_Problem to solve_:
Extract each line holding the word "values" from the entries.

(Entries from a visual dataset)
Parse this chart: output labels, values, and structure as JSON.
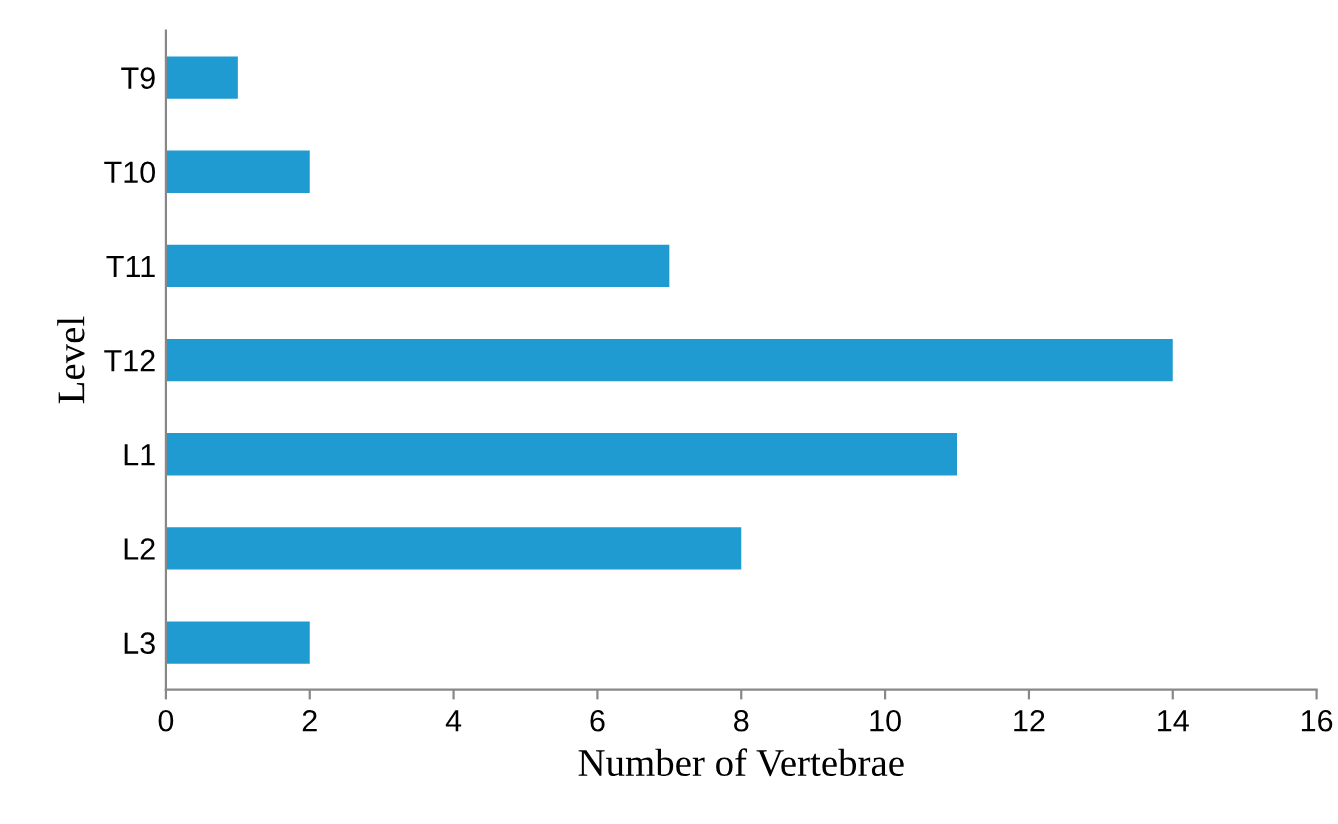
{
  "chart_data": {
    "type": "bar",
    "orientation": "horizontal",
    "xlabel": "Number of Vertebrae",
    "ylabel": "Level",
    "categories": [
      "T9",
      "T10",
      "T11",
      "T12",
      "L1",
      "L2",
      "L3"
    ],
    "values": [
      1,
      2,
      7,
      14,
      11,
      8,
      2
    ],
    "color": "#1f9bd1",
    "xlim": [
      0,
      16
    ],
    "xticks": [
      0,
      2,
      4,
      6,
      8,
      10,
      12,
      14,
      16
    ],
    "grid": false
  }
}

_Result of this task_:
Parse this chart: output labels, values, and structure as JSON.
    "values": [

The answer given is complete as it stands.